THE EXERCISE:
Return the records word for word. Any pictures in them are not part of the copy.

* BEGIN INPUT MATERIAL *

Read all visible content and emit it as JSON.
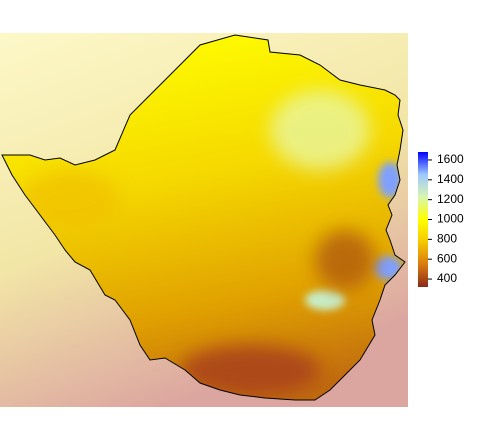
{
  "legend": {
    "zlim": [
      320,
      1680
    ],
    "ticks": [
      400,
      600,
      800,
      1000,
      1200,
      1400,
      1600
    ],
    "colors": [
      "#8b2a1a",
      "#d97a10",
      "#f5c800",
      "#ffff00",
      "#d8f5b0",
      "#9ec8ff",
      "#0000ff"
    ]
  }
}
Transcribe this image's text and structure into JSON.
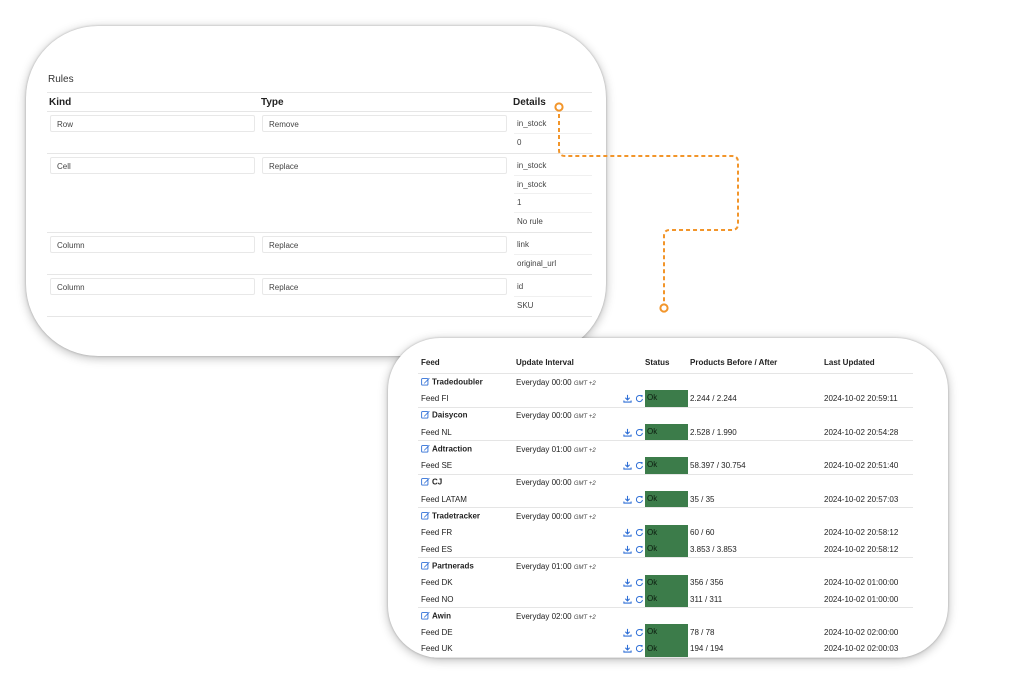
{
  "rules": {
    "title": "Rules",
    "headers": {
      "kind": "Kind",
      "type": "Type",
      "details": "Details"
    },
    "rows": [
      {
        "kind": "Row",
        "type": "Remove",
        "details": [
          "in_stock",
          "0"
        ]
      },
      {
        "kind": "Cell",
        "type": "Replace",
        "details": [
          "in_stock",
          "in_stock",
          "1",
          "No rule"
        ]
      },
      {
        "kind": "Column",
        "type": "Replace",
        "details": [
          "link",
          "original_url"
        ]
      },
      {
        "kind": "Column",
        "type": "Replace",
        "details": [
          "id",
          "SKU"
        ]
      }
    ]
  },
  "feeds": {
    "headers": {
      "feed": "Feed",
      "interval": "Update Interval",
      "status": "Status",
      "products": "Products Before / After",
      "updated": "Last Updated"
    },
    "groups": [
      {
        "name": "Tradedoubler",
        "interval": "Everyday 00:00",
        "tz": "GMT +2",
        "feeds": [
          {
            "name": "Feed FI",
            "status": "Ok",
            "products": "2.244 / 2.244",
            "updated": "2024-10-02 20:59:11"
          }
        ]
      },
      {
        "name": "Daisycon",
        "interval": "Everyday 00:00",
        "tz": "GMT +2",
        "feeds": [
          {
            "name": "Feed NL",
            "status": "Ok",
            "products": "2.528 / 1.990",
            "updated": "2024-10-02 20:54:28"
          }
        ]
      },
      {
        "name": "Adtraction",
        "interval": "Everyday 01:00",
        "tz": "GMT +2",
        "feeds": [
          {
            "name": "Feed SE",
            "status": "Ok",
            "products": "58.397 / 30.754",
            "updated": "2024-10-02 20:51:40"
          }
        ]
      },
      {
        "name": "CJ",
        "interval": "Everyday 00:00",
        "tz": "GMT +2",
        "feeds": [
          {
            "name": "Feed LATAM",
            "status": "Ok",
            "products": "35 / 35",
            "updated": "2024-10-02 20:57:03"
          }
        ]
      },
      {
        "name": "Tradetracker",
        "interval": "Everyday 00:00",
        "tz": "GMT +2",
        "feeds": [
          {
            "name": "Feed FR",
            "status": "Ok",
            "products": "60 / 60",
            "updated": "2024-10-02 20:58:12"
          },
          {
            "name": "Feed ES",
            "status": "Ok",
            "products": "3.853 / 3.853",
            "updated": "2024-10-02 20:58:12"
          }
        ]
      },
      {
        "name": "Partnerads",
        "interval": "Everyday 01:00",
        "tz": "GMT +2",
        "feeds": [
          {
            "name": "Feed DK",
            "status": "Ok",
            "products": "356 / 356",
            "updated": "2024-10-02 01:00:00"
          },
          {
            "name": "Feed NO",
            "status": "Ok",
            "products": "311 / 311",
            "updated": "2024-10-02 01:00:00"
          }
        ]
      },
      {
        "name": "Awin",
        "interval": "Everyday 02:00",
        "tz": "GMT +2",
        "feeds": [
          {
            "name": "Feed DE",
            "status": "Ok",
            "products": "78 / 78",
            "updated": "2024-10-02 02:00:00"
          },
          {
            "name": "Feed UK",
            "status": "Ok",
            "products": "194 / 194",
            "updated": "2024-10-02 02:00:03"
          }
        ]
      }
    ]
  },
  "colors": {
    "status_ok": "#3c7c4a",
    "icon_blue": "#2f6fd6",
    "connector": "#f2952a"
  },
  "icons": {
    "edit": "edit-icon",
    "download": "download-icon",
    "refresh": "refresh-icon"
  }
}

* END INPUT MATERIAL *

FULL ANSWER:
Read all visible content and emit it as JSON.
{
  "legend": {
    "zlim": [
      320,
      1680
    ],
    "ticks": [
      400,
      600,
      800,
      1000,
      1200,
      1400,
      1600
    ],
    "colors": [
      "#8b2a1a",
      "#d97a10",
      "#f5c800",
      "#ffff00",
      "#d8f5b0",
      "#9ec8ff",
      "#0000ff"
    ]
  }
}
Transcribe this image's text and structure into JSON.
{
  "rules": {
    "title": "Rules",
    "headers": {
      "kind": "Kind",
      "type": "Type",
      "details": "Details"
    },
    "rows": [
      {
        "kind": "Row",
        "type": "Remove",
        "details": [
          "in_stock",
          "0"
        ]
      },
      {
        "kind": "Cell",
        "type": "Replace",
        "details": [
          "in_stock",
          "in_stock",
          "1",
          "No rule"
        ]
      },
      {
        "kind": "Column",
        "type": "Replace",
        "details": [
          "link",
          "original_url"
        ]
      },
      {
        "kind": "Column",
        "type": "Replace",
        "details": [
          "id",
          "SKU"
        ]
      }
    ]
  },
  "feeds": {
    "headers": {
      "feed": "Feed",
      "interval": "Update Interval",
      "status": "Status",
      "products": "Products Before / After",
      "updated": "Last Updated"
    },
    "groups": [
      {
        "name": "Tradedoubler",
        "interval": "Everyday 00:00",
        "tz": "GMT +2",
        "feeds": [
          {
            "name": "Feed FI",
            "status": "Ok",
            "products": "2.244 / 2.244",
            "updated": "2024-10-02 20:59:11"
          }
        ]
      },
      {
        "name": "Daisycon",
        "interval": "Everyday 00:00",
        "tz": "GMT +2",
        "feeds": [
          {
            "name": "Feed NL",
            "status": "Ok",
            "products": "2.528 / 1.990",
            "updated": "2024-10-02 20:54:28"
          }
        ]
      },
      {
        "name": "Adtraction",
        "interval": "Everyday 01:00",
        "tz": "GMT +2",
        "feeds": [
          {
            "name": "Feed SE",
            "status": "Ok",
            "products": "58.397 / 30.754",
            "updated": "2024-10-02 20:51:40"
          }
        ]
      },
      {
        "name": "CJ",
        "interval": "Everyday 00:00",
        "tz": "GMT +2",
        "feeds": [
          {
            "name": "Feed LATAM",
            "status": "Ok",
            "products": "35 / 35",
            "updated": "2024-10-02 20:57:03"
          }
        ]
      },
      {
        "name": "Tradetracker",
        "interval": "Everyday 00:00",
        "tz": "GMT +2",
        "feeds": [
          {
            "name": "Feed FR",
            "status": "Ok",
            "products": "60 / 60",
            "updated": "2024-10-02 20:58:12"
          },
          {
            "name": "Feed ES",
            "status": "Ok",
            "products": "3.853 / 3.853",
            "updated": "2024-10-02 20:58:12"
          }
        ]
      },
      {
        "name": "Partnerads",
        "interval": "Everyday 01:00",
        "tz": "GMT +2",
        "feeds": [
          {
            "name": "Feed DK",
            "status": "Ok",
            "products": "356 / 356",
            "updated": "2024-10-02 01:00:00"
          },
          {
            "name": "Feed NO",
            "status": "Ok",
            "products": "311 / 311",
            "updated": "2024-10-02 01:00:00"
          }
        ]
      },
      {
        "name": "Awin",
        "interval": "Everyday 02:00",
        "tz": "GMT +2",
        "feeds": [
          {
            "name": "Feed DE",
            "status": "Ok",
            "products": "78 / 78",
            "updated": "2024-10-02 02:00:00"
          },
          {
            "name": "Feed UK",
            "status": "Ok",
            "products": "194 / 194",
            "updated": "2024-10-02 02:00:03"
          }
        ]
      }
    ]
  },
  "colors": {
    "status_ok": "#3c7c4a",
    "icon_blue": "#2f6fd6",
    "connector": "#f2952a"
  },
  "icons": {
    "edit": "edit-icon",
    "download": "download-icon",
    "refresh": "refresh-icon"
  }
}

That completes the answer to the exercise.